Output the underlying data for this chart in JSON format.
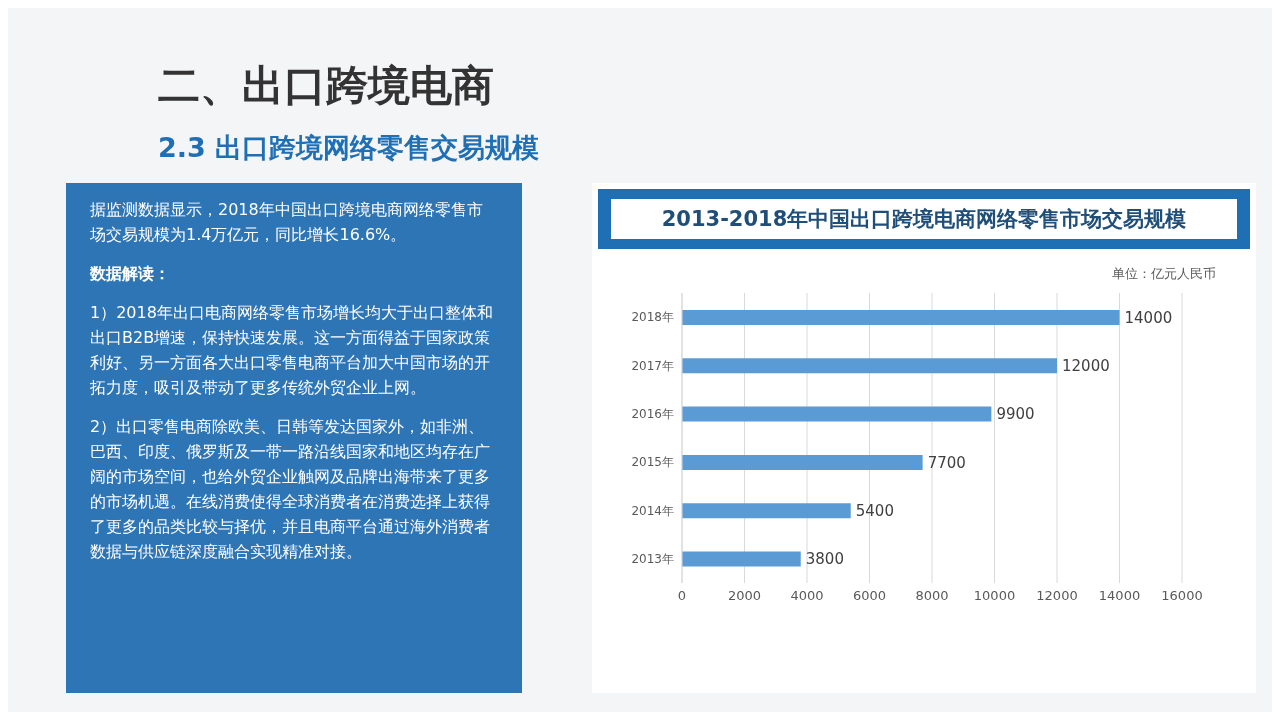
{
  "chart_data": {
    "type": "bar",
    "orientation": "horizontal",
    "title": "2013-2018年中国出口跨境电商网络零售市场交易规模",
    "categories": [
      "2018年",
      "2017年",
      "2016年",
      "2015年",
      "2014年",
      "2013年"
    ],
    "values": [
      14000,
      12000,
      9900,
      7700,
      5400,
      3800
    ],
    "color": "#5b9bd5",
    "data_labels": true,
    "grid": "x",
    "legend": false,
    "xlim": [
      0,
      16000
    ],
    "xticks": [
      0,
      2000,
      4000,
      6000,
      8000,
      10000,
      12000,
      14000,
      16000
    ],
    "annotations": [
      "二、出口跨境电商",
      "2.3 出口跨境网络零售交易规模",
      "据监测数据显示，2018年中国出口跨境电商网络零售市场交易规模为1.4万亿元，同比增长16.6%。",
      "数据解读：",
      "1）2018年出口电商网络零售市场增长均大于出口整体和出口B2B增速，保持快速发展。这一方面得益于国家政策利好、另一方面各大出口零售电商平台加大中国市场的开拓力度，吸引及带动了更多传统外贸企业上网。",
      "2）出口零售电商除欧美、日韩等发达国家外，如非洲、巴西、印度、俄罗斯及一带一路沿线国家和地区均存在广阔的市场空间，也给外贸企业触网及品牌出海带来了更多的市场机遇。在线消费使得全球消费者在消费选择上获得了更多的品类比较与择优，并且电商平台通过海外消费者数据与供应链深度融合实现精准对接。",
      "单位：亿元人民币"
    ]
  }
}
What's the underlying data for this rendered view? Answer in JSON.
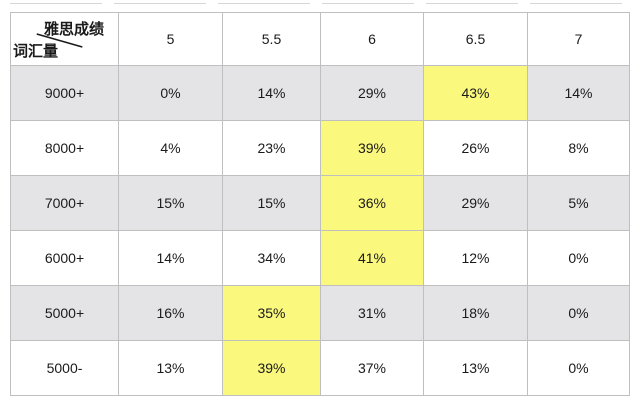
{
  "table": {
    "corner": {
      "top_label": "雅思成绩",
      "bottom_label": "词汇量"
    },
    "score_columns": [
      "5",
      "5.5",
      "6",
      "6.5",
      "7"
    ],
    "rows": [
      {
        "label": "9000+",
        "values": [
          "0%",
          "14%",
          "29%",
          "43%",
          "14%"
        ],
        "highlight_index": 3
      },
      {
        "label": "8000+",
        "values": [
          "4%",
          "23%",
          "39%",
          "26%",
          "8%"
        ],
        "highlight_index": 2
      },
      {
        "label": "7000+",
        "values": [
          "15%",
          "15%",
          "36%",
          "29%",
          "5%"
        ],
        "highlight_index": 2
      },
      {
        "label": "6000+",
        "values": [
          "14%",
          "34%",
          "41%",
          "12%",
          "0%"
        ],
        "highlight_index": 2
      },
      {
        "label": "5000+",
        "values": [
          "16%",
          "35%",
          "31%",
          "18%",
          "0%"
        ],
        "highlight_index": 1
      },
      {
        "label": "5000-",
        "values": [
          "13%",
          "39%",
          "37%",
          "13%",
          "0%"
        ],
        "highlight_index": 1
      }
    ]
  },
  "colors": {
    "highlight": "#fbf87e",
    "stripe": "#e4e4e6",
    "border_inner": "#bfbfbf",
    "border_outer": "#a2a2a2"
  },
  "chart_data": {
    "type": "table",
    "title": "",
    "column_axis_label": "雅思成绩",
    "row_axis_label": "词汇量",
    "columns": [
      "5",
      "5.5",
      "6",
      "6.5",
      "7"
    ],
    "row_labels": [
      "9000+",
      "8000+",
      "7000+",
      "6000+",
      "5000+",
      "5000-"
    ],
    "values_percent": [
      [
        0,
        14,
        29,
        43,
        14
      ],
      [
        4,
        23,
        39,
        26,
        8
      ],
      [
        15,
        15,
        36,
        29,
        5
      ],
      [
        14,
        34,
        41,
        12,
        0
      ],
      [
        16,
        35,
        31,
        18,
        0
      ],
      [
        13,
        39,
        37,
        13,
        0
      ]
    ],
    "highlighted_column_index_per_row": [
      3,
      2,
      2,
      2,
      1,
      1
    ],
    "highlight_meaning": "yellow cell = highest percentage in each row"
  }
}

++++++++++

#### Task description:
Sift through the entries and copy every line with "underlying".

#### Expected answer:
Output the underlying data for this chart in JSON format.
What's the underlying data for this rendered view? Answer in JSON.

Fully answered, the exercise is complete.